- _PROBLEM DETAILS_:
Using the listing below, copy every line that mentions "Fourth".

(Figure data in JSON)

>> Start

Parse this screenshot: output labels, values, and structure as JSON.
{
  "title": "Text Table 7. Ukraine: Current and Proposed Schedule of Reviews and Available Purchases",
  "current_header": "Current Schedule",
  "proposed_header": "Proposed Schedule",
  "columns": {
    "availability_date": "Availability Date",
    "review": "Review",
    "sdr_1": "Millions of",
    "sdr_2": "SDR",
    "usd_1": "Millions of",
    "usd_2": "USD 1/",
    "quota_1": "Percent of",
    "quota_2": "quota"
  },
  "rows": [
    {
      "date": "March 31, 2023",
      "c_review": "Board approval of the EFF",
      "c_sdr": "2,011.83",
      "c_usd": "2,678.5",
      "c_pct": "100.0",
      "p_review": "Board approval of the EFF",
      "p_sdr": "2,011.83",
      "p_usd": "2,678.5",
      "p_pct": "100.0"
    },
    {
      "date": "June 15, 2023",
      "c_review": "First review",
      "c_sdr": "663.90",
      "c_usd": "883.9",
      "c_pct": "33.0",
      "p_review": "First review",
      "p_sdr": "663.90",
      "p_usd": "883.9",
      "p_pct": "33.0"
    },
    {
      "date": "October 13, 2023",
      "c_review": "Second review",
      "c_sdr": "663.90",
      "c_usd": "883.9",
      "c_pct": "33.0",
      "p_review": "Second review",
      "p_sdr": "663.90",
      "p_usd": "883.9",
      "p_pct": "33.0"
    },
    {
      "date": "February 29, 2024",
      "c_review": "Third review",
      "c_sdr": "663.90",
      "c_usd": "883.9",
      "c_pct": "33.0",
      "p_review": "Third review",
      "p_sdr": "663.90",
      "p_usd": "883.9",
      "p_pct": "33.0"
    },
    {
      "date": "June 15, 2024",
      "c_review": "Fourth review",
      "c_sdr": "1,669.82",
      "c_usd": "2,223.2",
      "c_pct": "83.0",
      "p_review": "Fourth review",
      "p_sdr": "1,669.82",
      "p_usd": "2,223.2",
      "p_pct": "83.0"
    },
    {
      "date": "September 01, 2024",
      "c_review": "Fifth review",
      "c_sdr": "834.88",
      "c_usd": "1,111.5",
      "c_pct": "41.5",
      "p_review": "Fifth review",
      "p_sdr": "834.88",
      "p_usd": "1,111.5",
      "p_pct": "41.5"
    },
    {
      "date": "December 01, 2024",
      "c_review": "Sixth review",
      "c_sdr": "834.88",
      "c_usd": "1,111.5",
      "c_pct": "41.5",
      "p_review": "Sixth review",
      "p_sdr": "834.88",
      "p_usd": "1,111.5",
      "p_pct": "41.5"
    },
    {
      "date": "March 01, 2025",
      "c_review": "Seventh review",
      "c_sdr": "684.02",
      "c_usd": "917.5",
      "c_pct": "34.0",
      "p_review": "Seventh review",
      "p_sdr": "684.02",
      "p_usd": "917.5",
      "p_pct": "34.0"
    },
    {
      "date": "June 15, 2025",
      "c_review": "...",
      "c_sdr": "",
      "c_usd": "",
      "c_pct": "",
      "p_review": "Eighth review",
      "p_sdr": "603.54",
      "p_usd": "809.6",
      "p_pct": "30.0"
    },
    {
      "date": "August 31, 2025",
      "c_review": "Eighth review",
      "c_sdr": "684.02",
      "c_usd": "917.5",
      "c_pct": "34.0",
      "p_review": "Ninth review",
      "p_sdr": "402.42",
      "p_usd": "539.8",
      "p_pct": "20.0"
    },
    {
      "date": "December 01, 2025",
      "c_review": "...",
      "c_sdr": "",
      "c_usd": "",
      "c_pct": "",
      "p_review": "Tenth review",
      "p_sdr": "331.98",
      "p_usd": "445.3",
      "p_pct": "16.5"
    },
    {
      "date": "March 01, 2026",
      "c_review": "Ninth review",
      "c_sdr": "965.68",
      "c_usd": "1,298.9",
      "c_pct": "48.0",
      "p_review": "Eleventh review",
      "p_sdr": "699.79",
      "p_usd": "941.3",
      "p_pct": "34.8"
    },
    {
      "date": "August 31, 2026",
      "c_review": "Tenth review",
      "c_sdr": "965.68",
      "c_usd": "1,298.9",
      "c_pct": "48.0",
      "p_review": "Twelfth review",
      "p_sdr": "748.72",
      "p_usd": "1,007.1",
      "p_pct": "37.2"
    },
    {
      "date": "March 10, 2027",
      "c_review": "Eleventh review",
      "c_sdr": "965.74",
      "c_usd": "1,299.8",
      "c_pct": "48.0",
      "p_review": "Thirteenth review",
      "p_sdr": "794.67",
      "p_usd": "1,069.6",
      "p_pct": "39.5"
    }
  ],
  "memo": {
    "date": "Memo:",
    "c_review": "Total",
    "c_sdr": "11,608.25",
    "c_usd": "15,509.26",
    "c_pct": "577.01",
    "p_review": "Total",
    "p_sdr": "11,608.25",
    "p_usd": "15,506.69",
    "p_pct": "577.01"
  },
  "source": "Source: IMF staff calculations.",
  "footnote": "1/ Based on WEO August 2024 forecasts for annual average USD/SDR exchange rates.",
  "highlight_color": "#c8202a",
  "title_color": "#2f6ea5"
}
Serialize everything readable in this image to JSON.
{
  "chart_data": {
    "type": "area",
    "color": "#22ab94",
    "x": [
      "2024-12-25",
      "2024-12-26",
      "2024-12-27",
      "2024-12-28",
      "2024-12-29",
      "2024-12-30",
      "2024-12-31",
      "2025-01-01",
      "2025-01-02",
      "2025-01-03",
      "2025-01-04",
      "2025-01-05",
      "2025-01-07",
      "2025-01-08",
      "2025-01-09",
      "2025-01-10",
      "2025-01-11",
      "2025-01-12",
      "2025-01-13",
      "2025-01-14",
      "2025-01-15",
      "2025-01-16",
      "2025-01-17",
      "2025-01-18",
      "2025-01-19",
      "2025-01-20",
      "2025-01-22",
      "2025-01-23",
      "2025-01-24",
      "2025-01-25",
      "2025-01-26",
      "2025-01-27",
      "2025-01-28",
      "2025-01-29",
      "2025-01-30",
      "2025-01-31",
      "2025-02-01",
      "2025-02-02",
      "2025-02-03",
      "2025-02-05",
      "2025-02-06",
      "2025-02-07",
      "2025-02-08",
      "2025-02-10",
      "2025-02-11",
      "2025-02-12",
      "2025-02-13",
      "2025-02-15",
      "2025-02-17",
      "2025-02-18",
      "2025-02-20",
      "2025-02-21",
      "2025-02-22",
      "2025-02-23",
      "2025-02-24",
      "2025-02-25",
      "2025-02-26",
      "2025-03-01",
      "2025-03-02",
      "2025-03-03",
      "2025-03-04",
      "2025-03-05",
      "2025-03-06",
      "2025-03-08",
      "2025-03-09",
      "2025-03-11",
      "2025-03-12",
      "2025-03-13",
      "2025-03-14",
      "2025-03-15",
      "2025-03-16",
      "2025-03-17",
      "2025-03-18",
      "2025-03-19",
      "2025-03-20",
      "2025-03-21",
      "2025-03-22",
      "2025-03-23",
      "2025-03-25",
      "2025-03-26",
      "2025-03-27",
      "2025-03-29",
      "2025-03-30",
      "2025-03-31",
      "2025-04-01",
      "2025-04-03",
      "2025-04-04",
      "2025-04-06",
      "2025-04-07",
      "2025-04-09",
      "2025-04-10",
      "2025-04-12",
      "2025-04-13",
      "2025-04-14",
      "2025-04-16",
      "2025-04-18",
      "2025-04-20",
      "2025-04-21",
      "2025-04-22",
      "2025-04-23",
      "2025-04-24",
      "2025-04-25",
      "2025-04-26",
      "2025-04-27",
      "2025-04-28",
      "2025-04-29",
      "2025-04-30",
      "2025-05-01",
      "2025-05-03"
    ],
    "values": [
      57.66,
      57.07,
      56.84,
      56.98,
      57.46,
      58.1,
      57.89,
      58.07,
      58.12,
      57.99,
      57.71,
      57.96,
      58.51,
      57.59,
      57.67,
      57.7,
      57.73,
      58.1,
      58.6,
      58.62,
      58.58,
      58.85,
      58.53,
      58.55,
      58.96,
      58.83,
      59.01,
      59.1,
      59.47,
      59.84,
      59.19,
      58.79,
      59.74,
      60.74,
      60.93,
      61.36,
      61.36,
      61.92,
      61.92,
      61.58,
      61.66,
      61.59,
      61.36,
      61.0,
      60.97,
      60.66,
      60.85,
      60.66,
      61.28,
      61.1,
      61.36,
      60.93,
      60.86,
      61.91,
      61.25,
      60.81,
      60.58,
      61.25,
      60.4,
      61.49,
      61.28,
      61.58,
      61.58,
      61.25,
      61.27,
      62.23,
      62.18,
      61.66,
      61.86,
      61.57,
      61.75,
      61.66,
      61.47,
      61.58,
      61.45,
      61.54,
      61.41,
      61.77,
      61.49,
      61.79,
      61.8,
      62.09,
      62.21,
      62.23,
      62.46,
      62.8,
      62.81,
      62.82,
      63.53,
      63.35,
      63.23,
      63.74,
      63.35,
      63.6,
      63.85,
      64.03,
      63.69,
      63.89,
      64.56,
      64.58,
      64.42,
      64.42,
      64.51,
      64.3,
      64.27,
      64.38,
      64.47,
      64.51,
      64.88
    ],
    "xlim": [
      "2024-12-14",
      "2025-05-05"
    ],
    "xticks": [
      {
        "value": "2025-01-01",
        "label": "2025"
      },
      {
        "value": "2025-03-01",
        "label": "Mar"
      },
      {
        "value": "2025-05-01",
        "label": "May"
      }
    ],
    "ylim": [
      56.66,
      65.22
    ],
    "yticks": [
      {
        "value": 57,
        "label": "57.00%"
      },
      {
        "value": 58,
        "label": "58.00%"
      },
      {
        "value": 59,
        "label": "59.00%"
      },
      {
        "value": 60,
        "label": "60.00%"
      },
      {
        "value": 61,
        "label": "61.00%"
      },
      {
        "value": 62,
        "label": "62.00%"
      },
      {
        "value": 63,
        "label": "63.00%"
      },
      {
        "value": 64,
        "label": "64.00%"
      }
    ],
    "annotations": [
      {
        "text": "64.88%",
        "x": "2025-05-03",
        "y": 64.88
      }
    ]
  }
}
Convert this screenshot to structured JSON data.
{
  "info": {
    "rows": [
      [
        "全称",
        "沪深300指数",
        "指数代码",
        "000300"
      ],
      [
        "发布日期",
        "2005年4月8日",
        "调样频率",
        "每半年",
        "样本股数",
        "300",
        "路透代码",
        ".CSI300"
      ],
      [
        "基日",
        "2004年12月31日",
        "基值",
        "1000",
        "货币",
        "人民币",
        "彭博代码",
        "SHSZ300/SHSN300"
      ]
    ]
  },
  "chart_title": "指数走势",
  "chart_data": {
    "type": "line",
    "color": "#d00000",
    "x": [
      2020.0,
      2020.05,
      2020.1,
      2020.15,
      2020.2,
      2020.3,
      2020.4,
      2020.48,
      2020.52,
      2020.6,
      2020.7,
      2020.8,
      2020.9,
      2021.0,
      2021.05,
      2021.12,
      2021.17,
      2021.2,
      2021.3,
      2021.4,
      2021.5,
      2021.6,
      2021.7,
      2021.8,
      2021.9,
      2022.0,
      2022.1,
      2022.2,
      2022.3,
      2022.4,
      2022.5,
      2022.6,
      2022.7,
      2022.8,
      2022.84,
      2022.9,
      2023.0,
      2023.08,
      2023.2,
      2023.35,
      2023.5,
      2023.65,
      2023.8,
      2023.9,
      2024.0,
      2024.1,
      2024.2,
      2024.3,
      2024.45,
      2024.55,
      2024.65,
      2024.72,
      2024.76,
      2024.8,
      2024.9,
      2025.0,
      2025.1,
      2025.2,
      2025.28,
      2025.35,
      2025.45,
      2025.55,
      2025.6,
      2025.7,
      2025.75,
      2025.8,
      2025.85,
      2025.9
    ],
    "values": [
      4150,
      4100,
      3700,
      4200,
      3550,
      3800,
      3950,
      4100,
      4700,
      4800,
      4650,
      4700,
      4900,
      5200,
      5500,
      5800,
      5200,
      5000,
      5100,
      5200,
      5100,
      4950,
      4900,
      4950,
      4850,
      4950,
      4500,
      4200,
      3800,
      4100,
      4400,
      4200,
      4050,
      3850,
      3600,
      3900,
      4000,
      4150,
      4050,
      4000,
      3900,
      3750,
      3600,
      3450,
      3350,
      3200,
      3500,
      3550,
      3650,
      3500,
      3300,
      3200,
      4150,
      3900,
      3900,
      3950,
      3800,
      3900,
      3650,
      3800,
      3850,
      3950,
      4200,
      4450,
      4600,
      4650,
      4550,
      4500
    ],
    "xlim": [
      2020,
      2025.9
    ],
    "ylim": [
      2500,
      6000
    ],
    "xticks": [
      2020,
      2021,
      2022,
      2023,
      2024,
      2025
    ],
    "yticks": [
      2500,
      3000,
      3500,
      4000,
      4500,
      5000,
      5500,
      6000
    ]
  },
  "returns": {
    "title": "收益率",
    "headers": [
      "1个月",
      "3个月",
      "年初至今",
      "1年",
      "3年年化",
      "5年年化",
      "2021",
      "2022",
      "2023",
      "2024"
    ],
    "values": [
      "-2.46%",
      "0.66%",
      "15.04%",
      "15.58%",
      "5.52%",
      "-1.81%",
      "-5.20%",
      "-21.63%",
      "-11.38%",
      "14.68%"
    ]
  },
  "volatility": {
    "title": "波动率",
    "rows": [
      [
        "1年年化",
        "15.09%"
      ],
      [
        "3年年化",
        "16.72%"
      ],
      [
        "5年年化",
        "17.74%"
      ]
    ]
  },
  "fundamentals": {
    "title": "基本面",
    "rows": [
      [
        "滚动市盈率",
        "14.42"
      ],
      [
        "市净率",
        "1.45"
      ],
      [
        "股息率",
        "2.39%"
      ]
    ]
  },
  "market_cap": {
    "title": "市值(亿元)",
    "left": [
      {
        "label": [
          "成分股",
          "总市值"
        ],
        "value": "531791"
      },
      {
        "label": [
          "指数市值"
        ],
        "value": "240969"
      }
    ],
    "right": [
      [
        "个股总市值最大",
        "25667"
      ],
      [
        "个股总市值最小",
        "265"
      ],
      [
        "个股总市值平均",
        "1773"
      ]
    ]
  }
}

>> End

- _CORRECT OUTPUT_:
      "c_review": "Fourth review",
      "p_review": "Fourth review",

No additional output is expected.